* _Job_:
Copy, from the entries below, each line where the word "ylabel" can be found.

* _Material shown_:
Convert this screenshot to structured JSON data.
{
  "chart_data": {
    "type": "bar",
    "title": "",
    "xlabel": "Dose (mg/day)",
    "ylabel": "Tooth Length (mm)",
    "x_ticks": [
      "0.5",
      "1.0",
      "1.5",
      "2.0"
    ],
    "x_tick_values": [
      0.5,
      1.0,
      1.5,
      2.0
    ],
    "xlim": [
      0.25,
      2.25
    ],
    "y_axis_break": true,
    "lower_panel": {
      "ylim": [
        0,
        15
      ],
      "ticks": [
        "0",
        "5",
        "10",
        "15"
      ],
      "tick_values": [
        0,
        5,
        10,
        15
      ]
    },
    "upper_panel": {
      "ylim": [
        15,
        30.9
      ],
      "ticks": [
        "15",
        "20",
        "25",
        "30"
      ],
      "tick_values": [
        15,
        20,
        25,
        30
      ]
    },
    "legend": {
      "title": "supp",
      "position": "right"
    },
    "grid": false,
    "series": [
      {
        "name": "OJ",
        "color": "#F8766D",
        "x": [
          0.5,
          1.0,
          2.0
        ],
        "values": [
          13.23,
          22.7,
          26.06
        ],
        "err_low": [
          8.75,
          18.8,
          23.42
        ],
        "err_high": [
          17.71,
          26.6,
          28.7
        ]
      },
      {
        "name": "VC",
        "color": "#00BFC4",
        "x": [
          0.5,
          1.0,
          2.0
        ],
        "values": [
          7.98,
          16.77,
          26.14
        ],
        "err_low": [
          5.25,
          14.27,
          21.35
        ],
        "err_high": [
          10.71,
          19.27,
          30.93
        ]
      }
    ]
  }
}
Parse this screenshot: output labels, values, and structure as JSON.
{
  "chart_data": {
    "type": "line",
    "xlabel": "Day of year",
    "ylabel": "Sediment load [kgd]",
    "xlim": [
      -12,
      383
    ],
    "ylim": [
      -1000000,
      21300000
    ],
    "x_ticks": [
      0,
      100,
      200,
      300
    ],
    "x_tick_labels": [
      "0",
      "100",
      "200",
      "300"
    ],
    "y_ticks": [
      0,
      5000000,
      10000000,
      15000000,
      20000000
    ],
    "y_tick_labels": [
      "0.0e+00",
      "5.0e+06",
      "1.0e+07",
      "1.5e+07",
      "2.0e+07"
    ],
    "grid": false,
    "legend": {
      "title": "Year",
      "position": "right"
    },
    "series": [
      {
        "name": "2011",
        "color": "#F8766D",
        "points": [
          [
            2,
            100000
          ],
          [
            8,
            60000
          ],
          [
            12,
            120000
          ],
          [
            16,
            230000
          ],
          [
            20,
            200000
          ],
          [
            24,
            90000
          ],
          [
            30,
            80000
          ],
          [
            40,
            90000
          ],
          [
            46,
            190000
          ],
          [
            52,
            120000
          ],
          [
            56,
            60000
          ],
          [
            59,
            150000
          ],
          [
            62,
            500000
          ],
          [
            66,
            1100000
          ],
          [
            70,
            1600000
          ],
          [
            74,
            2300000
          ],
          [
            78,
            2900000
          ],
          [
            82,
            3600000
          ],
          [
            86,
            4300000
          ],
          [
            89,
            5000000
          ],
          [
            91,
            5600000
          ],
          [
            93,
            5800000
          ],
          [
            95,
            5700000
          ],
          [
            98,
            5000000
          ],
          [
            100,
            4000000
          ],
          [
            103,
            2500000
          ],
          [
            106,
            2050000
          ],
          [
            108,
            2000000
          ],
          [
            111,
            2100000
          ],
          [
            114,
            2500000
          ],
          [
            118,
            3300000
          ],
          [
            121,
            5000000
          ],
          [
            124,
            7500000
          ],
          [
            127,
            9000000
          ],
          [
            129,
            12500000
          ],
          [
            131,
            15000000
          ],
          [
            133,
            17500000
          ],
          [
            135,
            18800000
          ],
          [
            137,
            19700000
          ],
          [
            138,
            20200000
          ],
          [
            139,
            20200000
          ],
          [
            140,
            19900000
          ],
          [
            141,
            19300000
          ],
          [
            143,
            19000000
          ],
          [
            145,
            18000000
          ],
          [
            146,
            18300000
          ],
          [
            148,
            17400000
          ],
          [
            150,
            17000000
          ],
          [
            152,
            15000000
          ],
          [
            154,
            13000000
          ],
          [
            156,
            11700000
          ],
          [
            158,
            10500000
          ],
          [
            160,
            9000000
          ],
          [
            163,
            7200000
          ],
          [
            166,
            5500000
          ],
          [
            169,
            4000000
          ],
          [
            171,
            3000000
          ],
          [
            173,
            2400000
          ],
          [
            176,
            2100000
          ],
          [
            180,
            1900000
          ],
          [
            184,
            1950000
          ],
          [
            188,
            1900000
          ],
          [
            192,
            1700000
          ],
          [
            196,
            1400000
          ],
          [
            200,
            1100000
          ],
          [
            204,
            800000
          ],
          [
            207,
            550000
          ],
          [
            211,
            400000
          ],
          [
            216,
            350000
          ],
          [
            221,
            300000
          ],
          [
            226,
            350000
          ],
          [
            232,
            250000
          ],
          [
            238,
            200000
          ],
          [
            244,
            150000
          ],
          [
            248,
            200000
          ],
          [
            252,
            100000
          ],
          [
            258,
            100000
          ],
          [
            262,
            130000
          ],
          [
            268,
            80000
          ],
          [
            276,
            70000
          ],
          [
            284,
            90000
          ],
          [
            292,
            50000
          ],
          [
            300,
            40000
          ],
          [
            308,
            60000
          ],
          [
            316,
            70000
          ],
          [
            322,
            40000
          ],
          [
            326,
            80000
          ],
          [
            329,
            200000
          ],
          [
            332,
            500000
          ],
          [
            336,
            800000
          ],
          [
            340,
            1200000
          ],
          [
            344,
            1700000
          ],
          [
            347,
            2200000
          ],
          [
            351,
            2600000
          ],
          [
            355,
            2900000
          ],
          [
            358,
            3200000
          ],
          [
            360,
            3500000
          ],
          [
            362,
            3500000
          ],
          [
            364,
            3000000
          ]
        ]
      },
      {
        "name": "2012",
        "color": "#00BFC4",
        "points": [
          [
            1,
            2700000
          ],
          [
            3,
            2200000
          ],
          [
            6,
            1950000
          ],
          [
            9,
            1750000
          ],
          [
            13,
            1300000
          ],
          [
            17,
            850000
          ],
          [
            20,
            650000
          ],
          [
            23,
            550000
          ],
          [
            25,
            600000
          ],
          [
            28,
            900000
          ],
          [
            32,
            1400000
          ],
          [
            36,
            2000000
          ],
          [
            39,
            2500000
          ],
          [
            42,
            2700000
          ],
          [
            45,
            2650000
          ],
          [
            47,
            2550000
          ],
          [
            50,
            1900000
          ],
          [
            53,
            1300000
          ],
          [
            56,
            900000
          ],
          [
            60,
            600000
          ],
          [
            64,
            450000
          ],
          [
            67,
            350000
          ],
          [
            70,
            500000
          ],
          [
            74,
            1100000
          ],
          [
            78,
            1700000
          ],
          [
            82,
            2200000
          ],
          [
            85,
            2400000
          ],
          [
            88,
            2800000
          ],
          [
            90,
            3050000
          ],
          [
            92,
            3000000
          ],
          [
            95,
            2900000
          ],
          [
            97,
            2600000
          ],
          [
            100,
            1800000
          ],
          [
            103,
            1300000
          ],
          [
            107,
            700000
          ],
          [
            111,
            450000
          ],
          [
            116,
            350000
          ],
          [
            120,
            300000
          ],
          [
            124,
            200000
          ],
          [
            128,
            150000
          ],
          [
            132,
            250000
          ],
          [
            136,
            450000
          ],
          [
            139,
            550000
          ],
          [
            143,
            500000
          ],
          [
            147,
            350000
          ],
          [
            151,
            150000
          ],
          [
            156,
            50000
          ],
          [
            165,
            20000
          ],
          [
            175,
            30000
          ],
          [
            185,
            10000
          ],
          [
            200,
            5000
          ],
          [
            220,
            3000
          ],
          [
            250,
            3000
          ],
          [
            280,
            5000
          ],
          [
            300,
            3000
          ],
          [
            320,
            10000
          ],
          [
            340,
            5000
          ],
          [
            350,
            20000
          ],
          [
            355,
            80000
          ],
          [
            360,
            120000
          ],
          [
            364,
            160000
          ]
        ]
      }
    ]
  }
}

* _Response to this exercise_:
    "ylabel": "Tooth Length (mm)",
    "ylabel": "Sediment load [kgd]",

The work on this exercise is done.